What to produce: Go through the material below and copy each line where the word "book" appears.

[Source records]
** start **

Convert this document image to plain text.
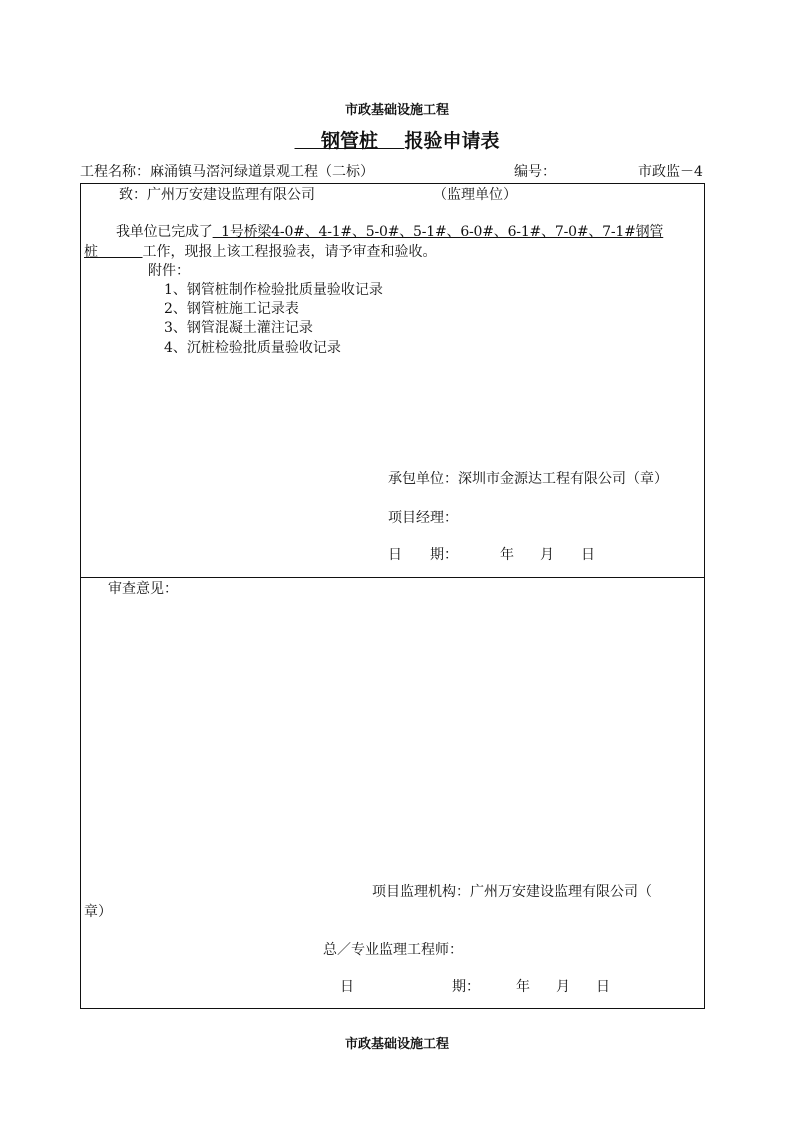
市政基础设施工程
钢管桩 报验申请表
工程名称：麻涌镇马滘河绿道景观工程（二标）	编号：	市政监－4
致：广州万安建设监理有限公司	（监理单位）
我单位已完成了  1号桥梁4-0#、4-1#、5-0#、5-1#、6-0#、6-1#、7-0#、7-1#钢管
桩          工作，现报上该工程报验表，请予审查和验收。
附件：
1、钢管桩制作检验批质量验收记录
2、钢管桩施工记录表
3、钢管混凝土灌注记录
4、沉桩检验批质量验收记录
承包单位：深圳市金源达工程有限公司（章）
项目经理：
日　　期：	年 月 日
审查意见：
项目监理机构：广州万安建设监理有限公司（
章）
总／专业监理工程师：
日	期：	年 月 日
市政基础设施工程
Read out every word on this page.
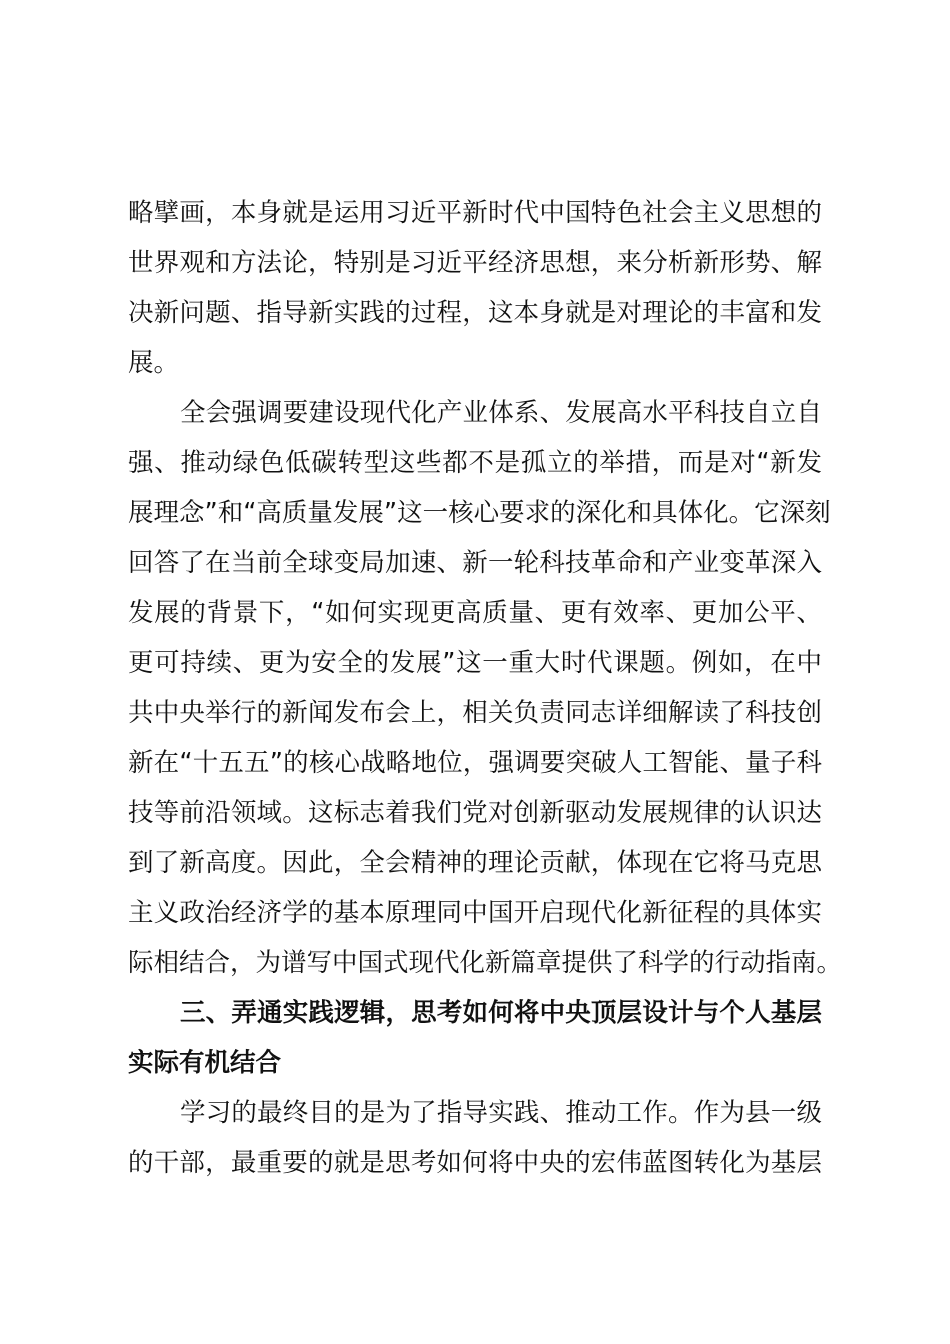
略擘画，本身就是运用习近平新时代中国特色社会主义思想的
世界观和方法论，特别是习近平经济思想，来分析新形势、解
决新问题、指导新实践的过程，这本身就是对理论的丰富和发
展。
全会强调要建设现代化产业体系、发展高水平科技自立自
强、推动绿色低碳转型这些都不是孤立的举措，而是对“新发
展理念”和“高质量发展”这一核心要求的深化和具体化。它深刻
回答了在当前全球变局加速、新一轮科技革命和产业变革深入
发展的背景下，“如何实现更高质量、更有效率、更加公平、
更可持续、更为安全的发展”这一重大时代课题。例如，在中
共中央举行的新闻发布会上，相关负责同志详细解读了科技创
新在“十五五”的核心战略地位，强调要突破人工智能、量子科
技等前沿领域。这标志着我们党对创新驱动发展规律的认识达
到了新高度。因此，全会精神的理论贡献，体现在它将马克思
主义政治经济学的基本原理同中国开启现代化新征程的具体实
际相结合，为谱写中国式现代化新篇章提供了科学的行动指南。
三、弄通实践逻辑，思考如何将中央顶层设计与个人基层
实际有机结合
学习的最终目的是为了指导实践、推动工作。作为县一级
的干部，最重要的就是思考如何将中央的宏伟蓝图转化为基层
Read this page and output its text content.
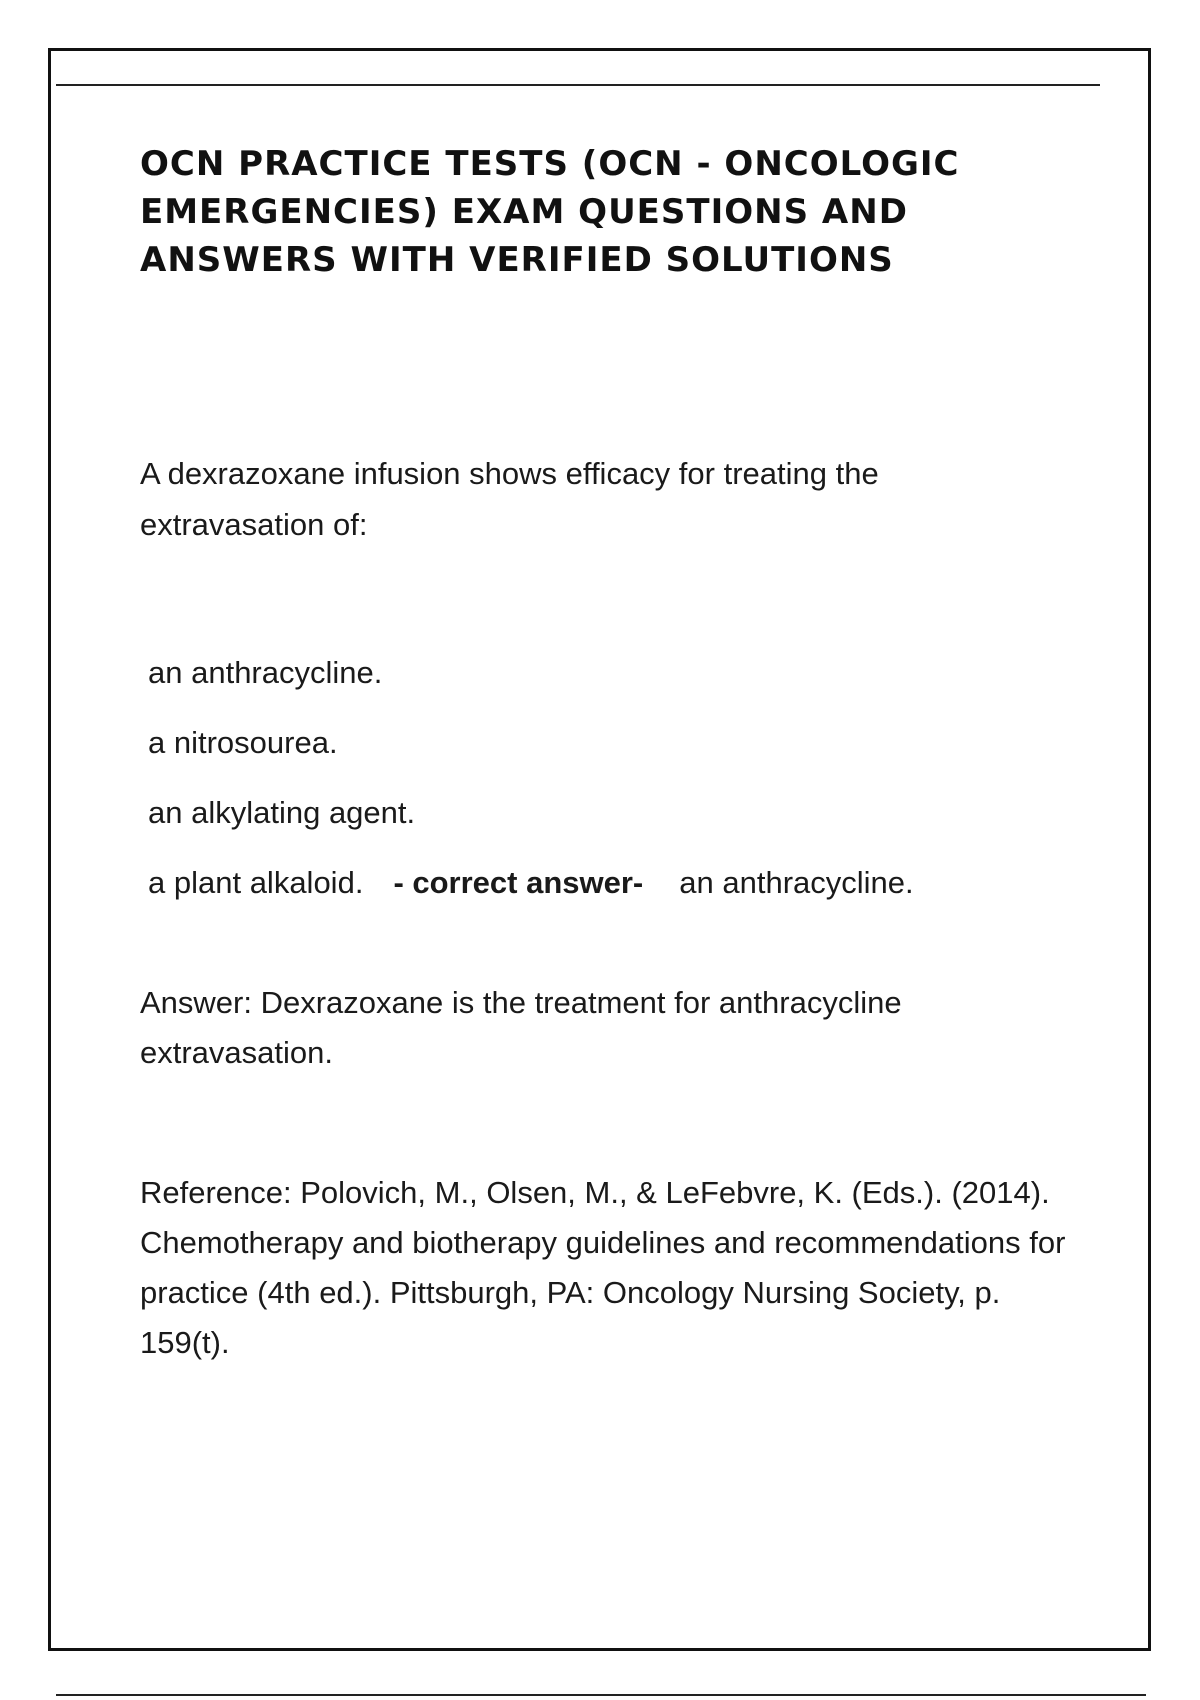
OCN PRACTICE TESTS (OCN - ONCOLOGIC EMERGENCIES) EXAM QUESTIONS AND ANSWERS WITH VERIFIED SOLUTIONS

A dexrazoxane infusion shows efficacy for treating the extravasation of:

an anthracycline.
a nitrosourea.
an alkylating agent.
a plant alkaloid. - correct answer- an anthracycline.

Answer: Dexrazoxane is the treatment for anthracycline extravasation.

Reference: Polovich, M., Olsen, M., & LeFebvre, K. (Eds.). (2014). Chemotherapy and biotherapy guidelines and recommendations for practice (4th ed.). Pittsburgh, PA: Oncology Nursing Society, p. 159(t).
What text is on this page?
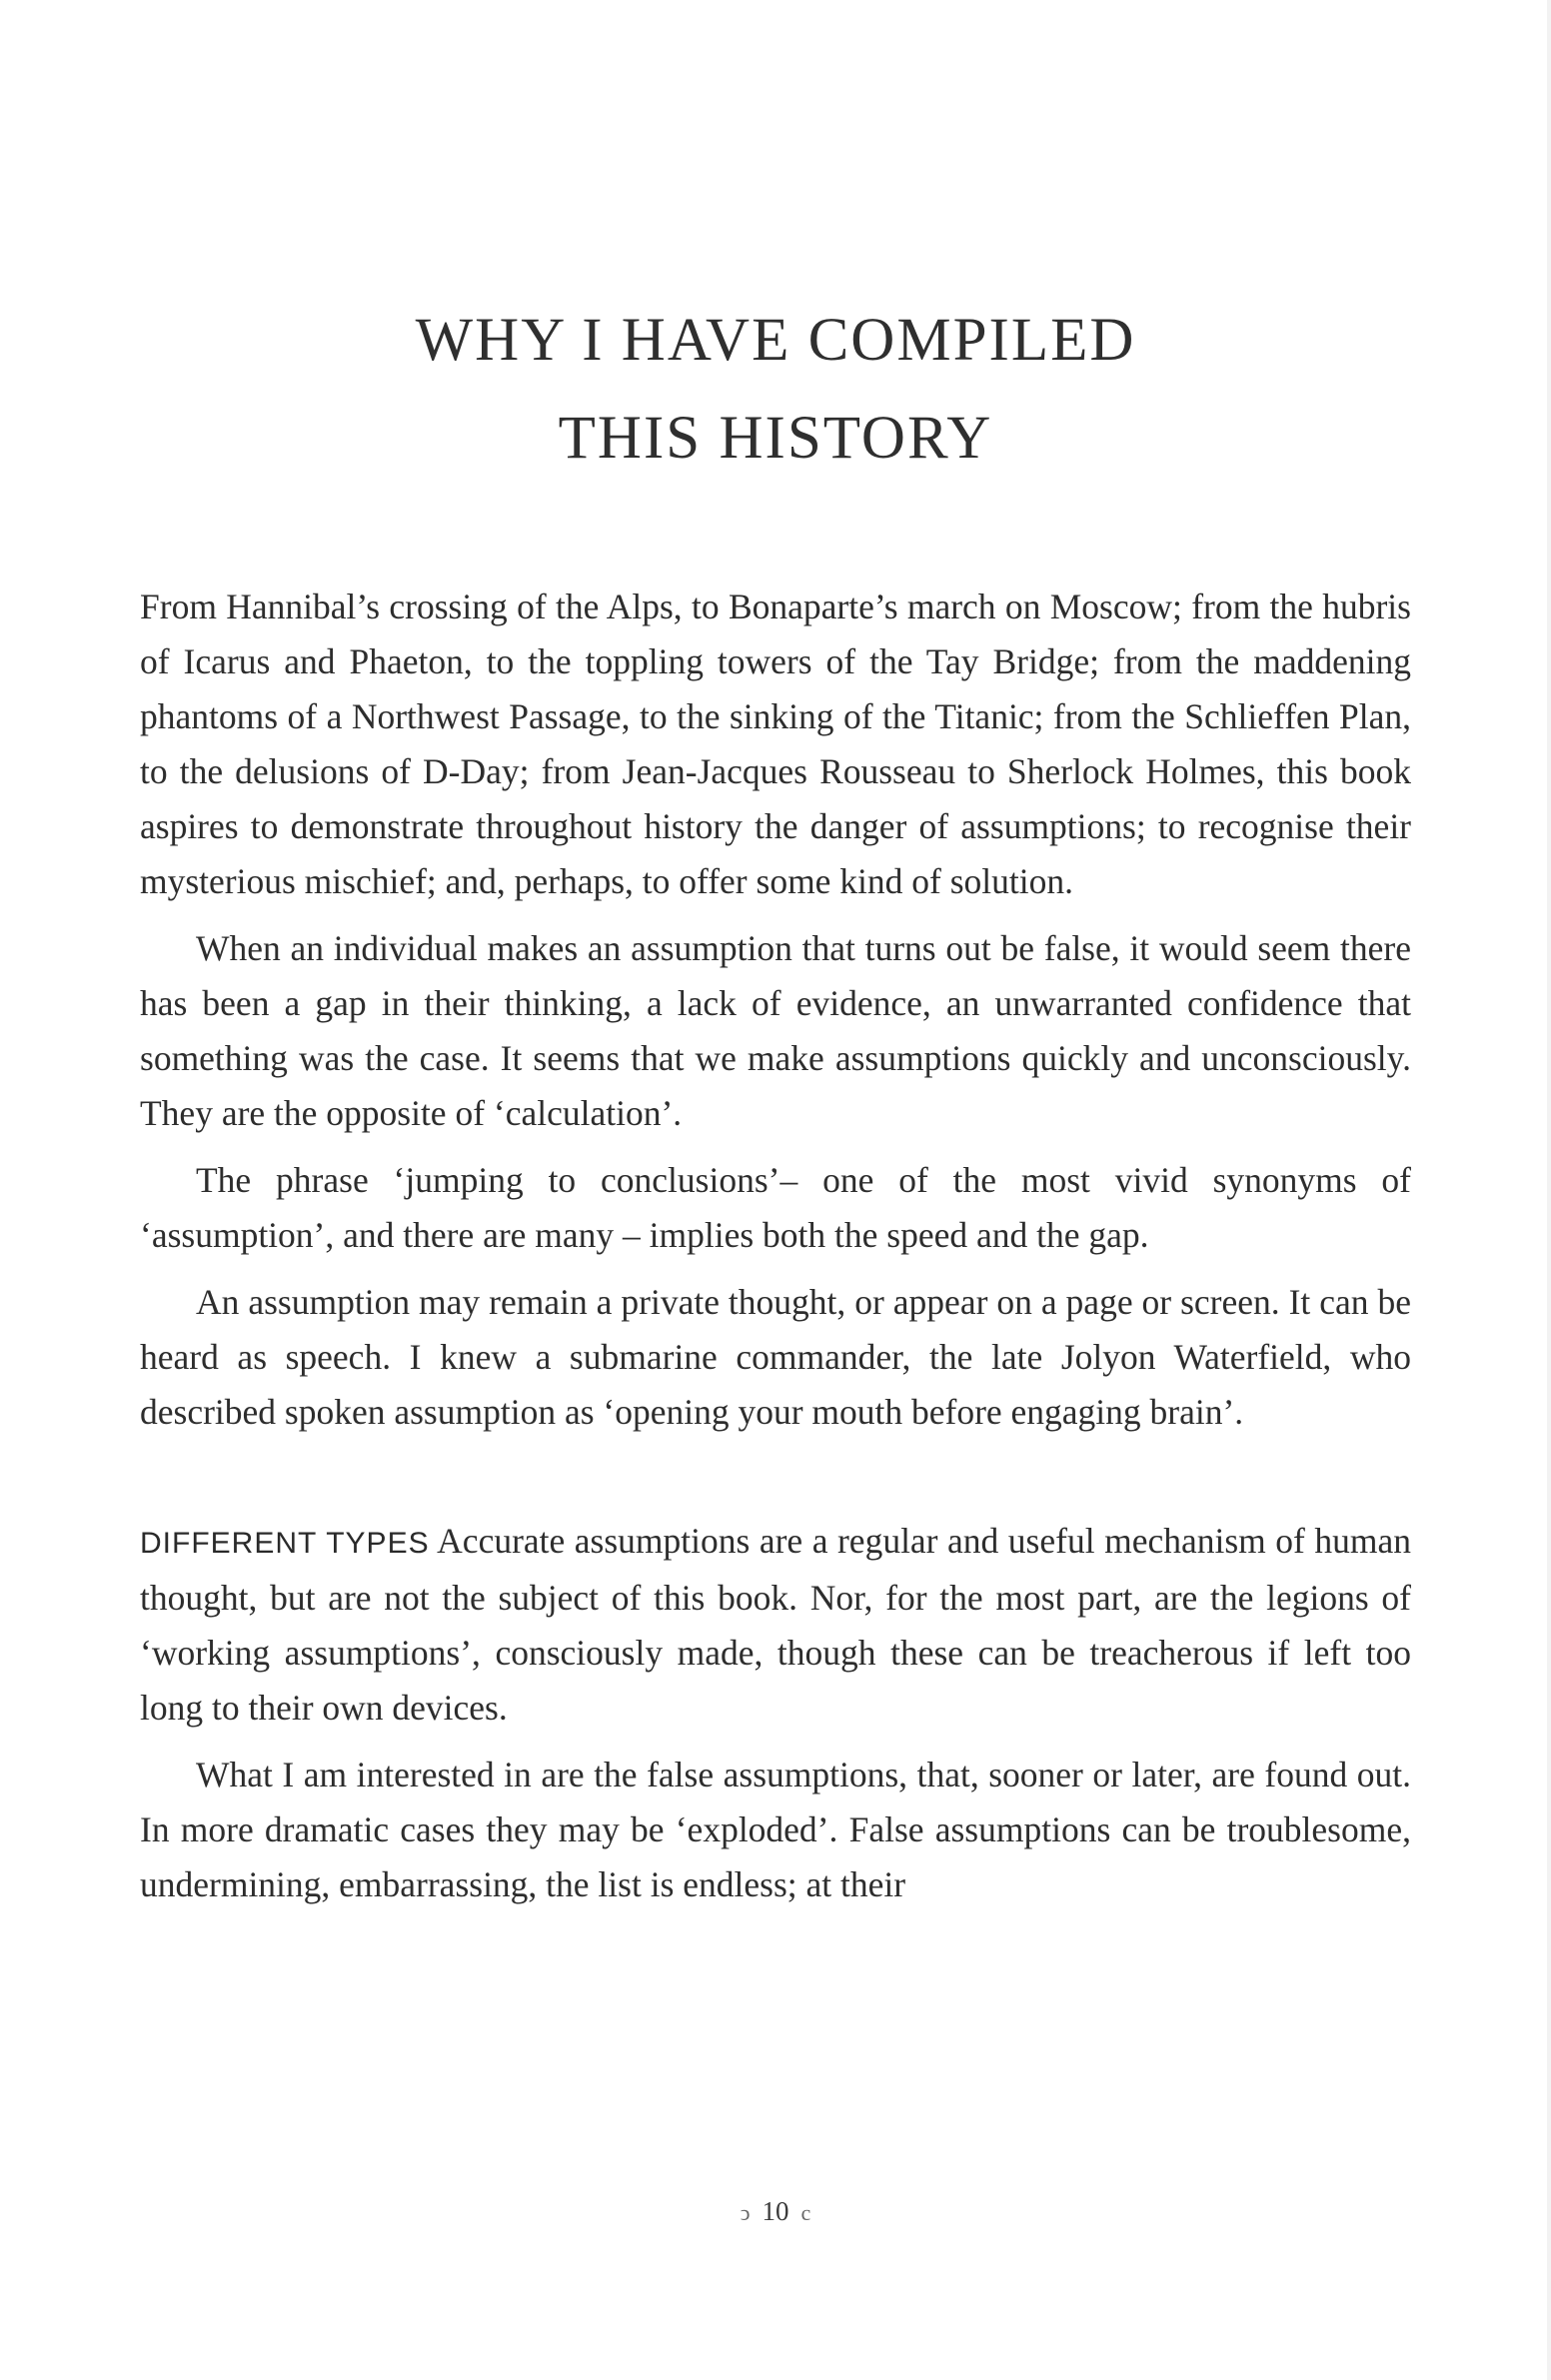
WHY I HAVE COMPILED
THIS HISTORY

From Hannibal’s crossing of the Alps, to Bonaparte’s march on Moscow; from the hubris of Icarus and Phaeton, to the toppling towers of the Tay Bridge; from the maddening phantoms of a Northwest Passage, to the sinking of the Titanic; from the Schlieffen Plan, to the delusions of D-Day; from Jean-Jacques Rousseau to Sherlock Holmes, this book aspires to demonstrate throughout history the danger of assumptions; to recognise their mysterious mischief; and, perhaps, to offer some kind of solution.

When an individual makes an assumption that turns out be false, it would seem there has been a gap in their thinking, a lack of evidence, an unwarranted confidence that something was the case. It seems that we make assumptions quickly and unconsciously. They are the opposite of ‘calculation’.

The phrase ‘jumping to conclusions’– one of the most vivid synonyms of ‘assumption’, and there are many – implies both the speed and the gap.

An assumption may remain a private thought, or appear on a page or screen. It can be heard as speech. I knew a submarine commander, the late Jolyon Waterfield, who described spoken assumption as ‘opening your mouth before engaging brain’.

DIFFERENT TYPES Accurate assumptions are a regular and useful mechanism of human thought, but are not the subject of this book. Nor, for the most part, are the legions of ‘working assumptions’, consciously made, though these can be treacherous if left too long to their own devices.

What I am interested in are the false assumptions, that, sooner or later, are found out. In more dramatic cases they may be ‘exploded’. False assumptions can be troublesome, undermining, embarrassing, the list is endless; at their

ↄ 10 c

** end **

Expected answer:
From Hannibal’s crossing of the Alps, to Bonaparte’s march on Moscow; from the hubris of Icarus and Phaeton, to the toppling towers of the Tay Bridge; from the maddening phantoms of a Northwest Passage, to the sinking of the Titanic; from the Schlieffen Plan, to the delusions of D-Day; from Jean-Jacques Rousseau to Sherlock Holmes, this book aspires to demonstrate throughout history the danger of assumptions; to recognise their mysterious mischief; and, perhaps, to offer some kind of solution.
DIFFERENT TYPES Accurate assumptions are a regular and useful mechanism of human thought, but are not the subject of this book. Nor, for the most part, are the legions of ‘working assumptions’, consciously made, though these can be treacherous if left too long to their own devices.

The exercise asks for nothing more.